§ WORK REQUIRED: Which lines contain the string "μιλάει"? Please list every one of them.

* Start DATA EXTRACT *

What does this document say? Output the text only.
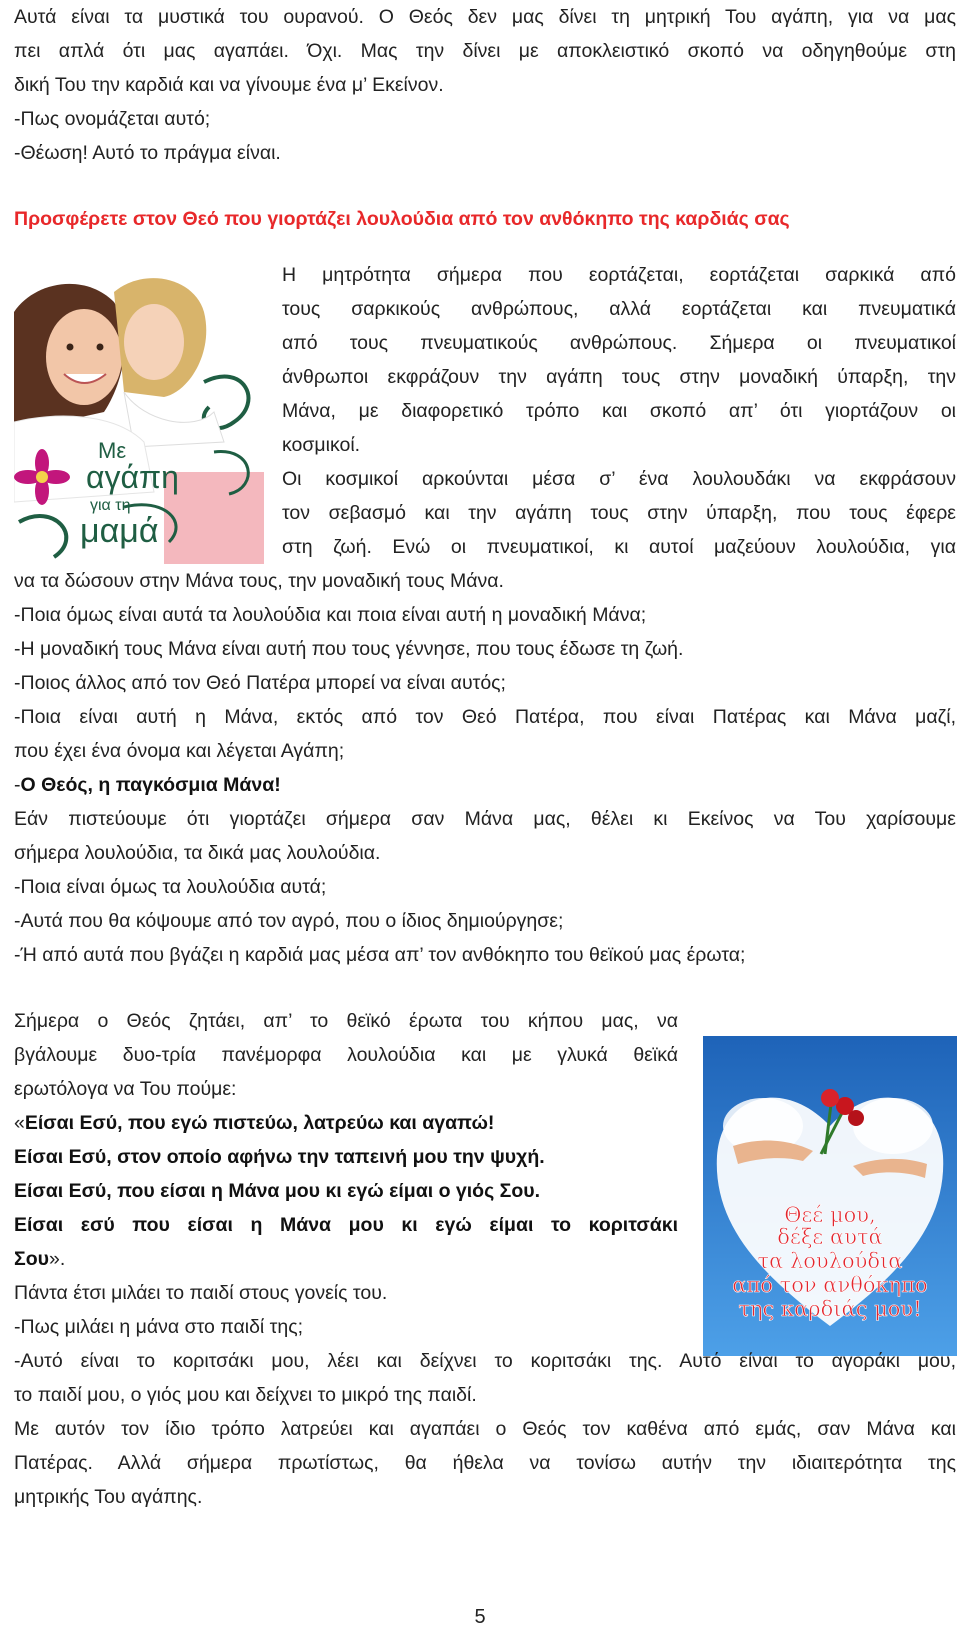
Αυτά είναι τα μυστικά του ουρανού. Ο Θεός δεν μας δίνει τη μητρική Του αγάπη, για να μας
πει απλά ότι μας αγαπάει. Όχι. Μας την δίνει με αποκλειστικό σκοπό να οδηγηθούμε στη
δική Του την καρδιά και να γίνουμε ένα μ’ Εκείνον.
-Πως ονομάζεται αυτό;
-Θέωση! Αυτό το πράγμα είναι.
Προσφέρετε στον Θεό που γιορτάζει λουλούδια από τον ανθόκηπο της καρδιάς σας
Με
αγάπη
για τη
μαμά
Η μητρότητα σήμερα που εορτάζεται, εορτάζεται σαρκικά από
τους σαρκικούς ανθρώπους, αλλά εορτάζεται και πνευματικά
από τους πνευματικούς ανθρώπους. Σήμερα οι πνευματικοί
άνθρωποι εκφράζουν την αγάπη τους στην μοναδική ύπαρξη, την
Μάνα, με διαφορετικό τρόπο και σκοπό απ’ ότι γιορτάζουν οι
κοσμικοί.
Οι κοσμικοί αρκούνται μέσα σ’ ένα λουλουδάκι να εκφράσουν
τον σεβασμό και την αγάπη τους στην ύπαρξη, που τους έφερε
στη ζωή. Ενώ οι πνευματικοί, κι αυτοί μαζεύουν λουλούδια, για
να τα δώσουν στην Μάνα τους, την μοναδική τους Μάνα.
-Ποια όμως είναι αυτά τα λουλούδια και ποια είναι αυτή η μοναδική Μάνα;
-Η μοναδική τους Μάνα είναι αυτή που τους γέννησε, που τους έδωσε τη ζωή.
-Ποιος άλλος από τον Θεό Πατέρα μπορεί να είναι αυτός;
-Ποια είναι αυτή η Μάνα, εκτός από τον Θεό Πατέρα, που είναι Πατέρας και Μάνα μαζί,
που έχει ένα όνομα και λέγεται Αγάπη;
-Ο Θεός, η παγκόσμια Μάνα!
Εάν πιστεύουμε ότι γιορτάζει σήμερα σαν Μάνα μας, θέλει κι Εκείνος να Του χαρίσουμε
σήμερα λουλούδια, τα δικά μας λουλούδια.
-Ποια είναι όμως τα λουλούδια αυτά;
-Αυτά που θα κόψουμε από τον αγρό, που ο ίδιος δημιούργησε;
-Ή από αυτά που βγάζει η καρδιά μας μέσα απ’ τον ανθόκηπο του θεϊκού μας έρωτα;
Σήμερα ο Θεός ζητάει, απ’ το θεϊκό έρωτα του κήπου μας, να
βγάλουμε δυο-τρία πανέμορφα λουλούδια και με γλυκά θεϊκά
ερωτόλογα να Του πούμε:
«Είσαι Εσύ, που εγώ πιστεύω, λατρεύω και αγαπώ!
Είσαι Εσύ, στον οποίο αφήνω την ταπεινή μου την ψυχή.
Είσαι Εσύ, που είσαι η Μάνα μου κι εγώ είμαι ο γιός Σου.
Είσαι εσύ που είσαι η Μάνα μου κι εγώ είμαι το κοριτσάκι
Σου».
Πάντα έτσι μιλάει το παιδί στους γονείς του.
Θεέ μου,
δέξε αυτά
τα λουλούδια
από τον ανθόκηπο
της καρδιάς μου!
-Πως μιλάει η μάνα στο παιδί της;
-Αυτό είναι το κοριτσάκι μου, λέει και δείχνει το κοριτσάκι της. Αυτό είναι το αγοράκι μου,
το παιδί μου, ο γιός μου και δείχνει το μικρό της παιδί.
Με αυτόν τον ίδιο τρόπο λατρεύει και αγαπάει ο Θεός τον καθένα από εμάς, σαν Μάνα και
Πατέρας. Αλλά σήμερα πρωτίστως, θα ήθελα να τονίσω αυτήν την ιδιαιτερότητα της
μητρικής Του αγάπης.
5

* End DATA EXTRACT *
* Start DATA EXTRACT *

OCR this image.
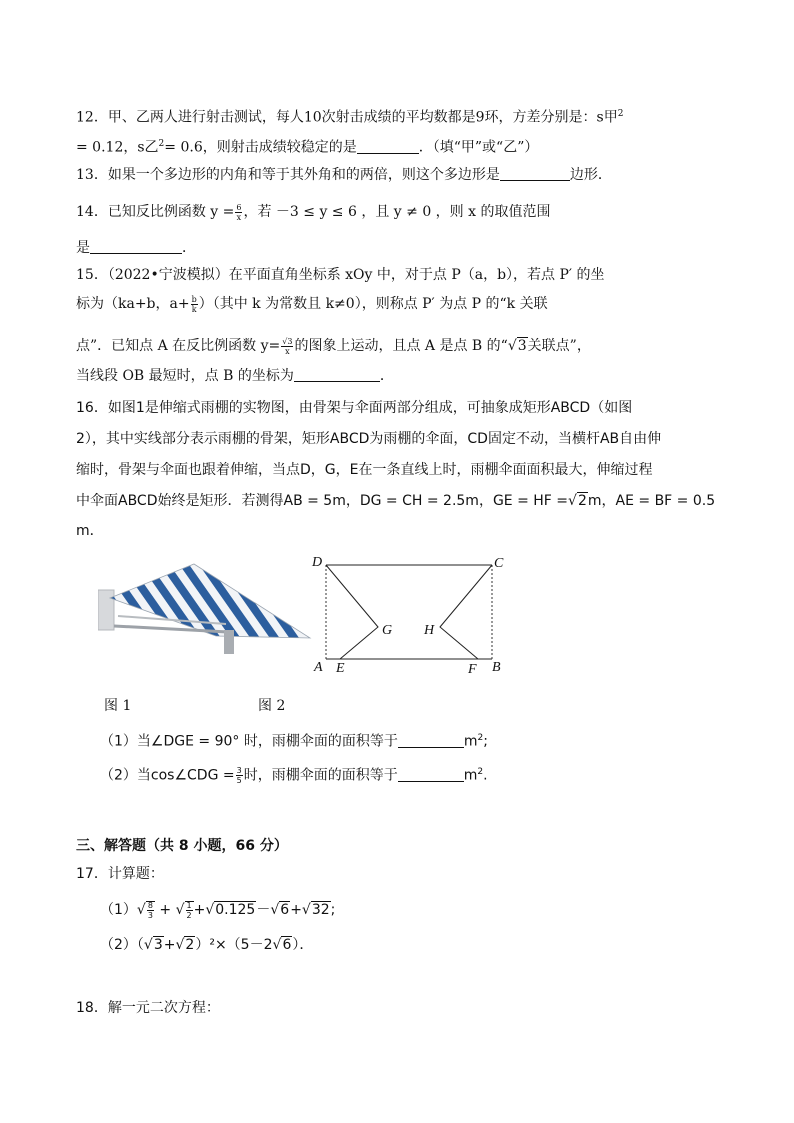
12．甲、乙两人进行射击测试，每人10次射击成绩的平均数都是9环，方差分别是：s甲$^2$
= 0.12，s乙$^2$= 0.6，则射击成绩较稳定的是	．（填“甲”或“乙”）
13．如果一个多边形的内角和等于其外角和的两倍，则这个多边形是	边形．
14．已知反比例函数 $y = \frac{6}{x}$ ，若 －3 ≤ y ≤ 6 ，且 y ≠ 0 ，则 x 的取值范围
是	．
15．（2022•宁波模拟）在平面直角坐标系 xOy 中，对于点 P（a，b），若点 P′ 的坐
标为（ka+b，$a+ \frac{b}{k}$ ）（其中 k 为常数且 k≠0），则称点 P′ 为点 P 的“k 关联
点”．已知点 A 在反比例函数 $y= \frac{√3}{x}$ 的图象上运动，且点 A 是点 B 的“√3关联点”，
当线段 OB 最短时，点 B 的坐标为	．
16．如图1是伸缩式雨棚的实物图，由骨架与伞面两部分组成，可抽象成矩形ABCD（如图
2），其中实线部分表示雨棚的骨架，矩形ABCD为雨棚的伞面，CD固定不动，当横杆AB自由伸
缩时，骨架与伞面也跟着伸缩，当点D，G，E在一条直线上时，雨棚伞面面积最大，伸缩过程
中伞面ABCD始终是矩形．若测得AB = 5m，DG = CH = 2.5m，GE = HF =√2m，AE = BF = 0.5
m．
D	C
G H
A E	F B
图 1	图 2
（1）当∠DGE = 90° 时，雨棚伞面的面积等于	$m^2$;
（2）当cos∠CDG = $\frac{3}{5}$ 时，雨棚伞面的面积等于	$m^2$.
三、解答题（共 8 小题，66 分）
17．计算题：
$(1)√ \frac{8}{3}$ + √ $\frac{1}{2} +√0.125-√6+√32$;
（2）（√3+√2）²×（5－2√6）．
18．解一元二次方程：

* End DATA EXTRACT *

§ SOLUTION TO THE PROBLEM:
Πάντα έτσι μιλάει το παιδί στους γονείς του.
-Πως μιλάει η μάνα στο παιδί της;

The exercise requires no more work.